◆ STATED GOAL:
Return every entry exactly as written.
------ DATA LISTING
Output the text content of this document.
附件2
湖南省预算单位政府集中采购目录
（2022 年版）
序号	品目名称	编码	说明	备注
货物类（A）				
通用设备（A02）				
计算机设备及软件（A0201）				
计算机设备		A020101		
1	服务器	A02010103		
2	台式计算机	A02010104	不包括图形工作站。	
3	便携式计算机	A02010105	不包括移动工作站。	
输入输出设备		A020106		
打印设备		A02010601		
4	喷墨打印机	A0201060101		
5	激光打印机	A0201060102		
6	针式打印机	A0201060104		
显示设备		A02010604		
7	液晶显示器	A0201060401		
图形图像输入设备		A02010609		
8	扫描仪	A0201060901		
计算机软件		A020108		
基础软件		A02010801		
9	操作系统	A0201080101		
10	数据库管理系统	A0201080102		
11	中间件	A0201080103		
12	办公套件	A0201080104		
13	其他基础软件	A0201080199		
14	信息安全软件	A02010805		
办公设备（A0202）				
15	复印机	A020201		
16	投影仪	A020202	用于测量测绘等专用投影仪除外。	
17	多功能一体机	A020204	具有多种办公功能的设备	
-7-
------------
◆ FULL RESPONSE:
Output the text content of this document.
附件2
湖南省预算单位政府集中采购目录
（2022 年版）
序号	品目名称	编码	说明	备注
货物类（A）				
通用设备（A02）				
计算机设备及软件（A0201）				
计算机设备		A020101		
1	服务器	A02010103		
2	台式计算机	A02010104	不包括图形工作站。	
3	便携式计算机	A02010105	不包括移动工作站。	
输入输出设备		A020106		
打印设备		A02010601		
4	喷墨打印机	A0201060101		
5	激光打印机	A0201060102		
6	针式打印机	A0201060104		
显示设备		A02010604		
7	液晶显示器	A0201060401		
图形图像输入设备		A02010609		
8	扫描仪	A0201060901		
计算机软件		A020108		
基础软件		A02010801		
9	操作系统	A0201080101		
10	数据库管理系统	A0201080102		
11	中间件	A0201080103		
12	办公套件	A0201080104		
13	其他基础软件	A0201080199		
14	信息安全软件	A02010805		
办公设备（A0202）				
15	复印机	A020201		
16	投影仪	A020202	用于测量测绘等专用投影仪除外。	
17	多功能一体机	A020204	具有多种办公功能的设备	
-7-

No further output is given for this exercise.